Exercise details> Transcribe all the records with complete accuracy.

**** Input for this task ****

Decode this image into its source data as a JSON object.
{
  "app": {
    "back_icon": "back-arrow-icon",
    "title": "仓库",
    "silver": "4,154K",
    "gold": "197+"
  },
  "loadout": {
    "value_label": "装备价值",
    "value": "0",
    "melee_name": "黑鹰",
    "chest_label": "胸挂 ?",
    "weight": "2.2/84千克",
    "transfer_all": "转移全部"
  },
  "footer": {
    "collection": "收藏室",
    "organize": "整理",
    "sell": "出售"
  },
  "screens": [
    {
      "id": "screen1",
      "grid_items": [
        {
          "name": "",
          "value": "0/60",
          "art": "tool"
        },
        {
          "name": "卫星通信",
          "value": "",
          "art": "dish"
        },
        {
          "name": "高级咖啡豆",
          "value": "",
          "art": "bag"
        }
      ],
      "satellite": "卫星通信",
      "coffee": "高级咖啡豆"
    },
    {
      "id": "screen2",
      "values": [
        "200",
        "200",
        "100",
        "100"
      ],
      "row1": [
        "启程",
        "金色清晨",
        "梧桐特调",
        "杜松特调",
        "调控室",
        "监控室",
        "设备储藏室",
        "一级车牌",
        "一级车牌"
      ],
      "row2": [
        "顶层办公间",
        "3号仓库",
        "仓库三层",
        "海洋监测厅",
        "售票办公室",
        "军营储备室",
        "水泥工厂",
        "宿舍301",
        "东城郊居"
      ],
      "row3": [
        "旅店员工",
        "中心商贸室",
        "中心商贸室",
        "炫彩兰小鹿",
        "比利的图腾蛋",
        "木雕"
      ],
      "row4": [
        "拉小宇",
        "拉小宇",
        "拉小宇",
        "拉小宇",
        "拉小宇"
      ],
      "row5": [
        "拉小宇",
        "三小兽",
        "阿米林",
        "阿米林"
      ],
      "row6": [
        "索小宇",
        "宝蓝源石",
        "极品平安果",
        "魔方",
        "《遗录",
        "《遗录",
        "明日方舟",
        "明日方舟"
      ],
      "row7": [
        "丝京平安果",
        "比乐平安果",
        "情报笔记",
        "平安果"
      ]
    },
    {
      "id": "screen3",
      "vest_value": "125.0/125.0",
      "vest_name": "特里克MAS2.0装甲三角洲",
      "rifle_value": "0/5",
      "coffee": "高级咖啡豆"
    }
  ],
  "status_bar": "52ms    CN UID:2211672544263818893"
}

****

Expected answer>
Decode this image into its source data as a JSON object.
{
  "app": {
    "back_icon": "back-arrow-icon",
    "title": "仓库",
    "silver": "4,154K",
    "gold": "197+"
  },
  "loadout": {
    "value_label": "装备价值",
    "value": "0",
    "melee_name": "黑鹰",
    "chest_label": "胸挂 ?",
    "weight": "2.2/84千克",
    "transfer_all": "转移全部"
  },
  "footer": {
    "collection": "收藏室",
    "organize": "整理",
    "sell": "出售"
  },
  "screens": [
    {
      "id": "screen1",
      "grid_items": [
        {
          "name": "",
          "value": "0/60",
          "art": "tool"
        },
        {
          "name": "卫星通信",
          "value": "",
          "art": "dish"
        },
        {
          "name": "高级咖啡豆",
          "value": "",
          "art": "bag"
        }
      ],
      "satellite": "卫星通信",
      "coffee": "高级咖啡豆"
    },
    {
      "id": "screen2",
      "values": [
        "200",
        "200",
        "100",
        "100"
      ],
      "row1": [
        "启程",
        "金色清晨",
        "梧桐特调",
        "杜松特调",
        "调控室",
        "监控室",
        "设备储藏室",
        "一级车牌",
        "一级车牌"
      ],
      "row2": [
        "顶层办公间",
        "3号仓库",
        "仓库三层",
        "海洋监测厅",
        "售票办公室",
        "军营储备室",
        "水泥工厂",
        "宿舍301",
        "东城郊居"
      ],
      "row3": [
        "旅店员工",
        "中心商贸室",
        "中心商贸室",
        "炫彩兰小鹿",
        "比利的图腾蛋",
        "木雕"
      ],
      "row4": [
        "拉小宇",
        "拉小宇",
        "拉小宇",
        "拉小宇",
        "拉小宇"
      ],
      "row5": [
        "拉小宇",
        "三小兽",
        "阿米林",
        "阿米林"
      ],
      "row6": [
        "索小宇",
        "宝蓝源石",
        "极品平安果",
        "魔方",
        "《遗录",
        "《遗录",
        "明日方舟",
        "明日方舟"
      ],
      "row7": [
        "丝京平安果",
        "比乐平安果",
        "情报笔记",
        "平安果"
      ]
    },
    {
      "id": "screen3",
      "vest_value": "125.0/125.0",
      "vest_name": "特里克MAS2.0装甲三角洲",
      "rifle_value": "0/5",
      "coffee": "高级咖啡豆"
    }
  ],
  "status_bar": "52ms    CN UID:2211672544263818893"
}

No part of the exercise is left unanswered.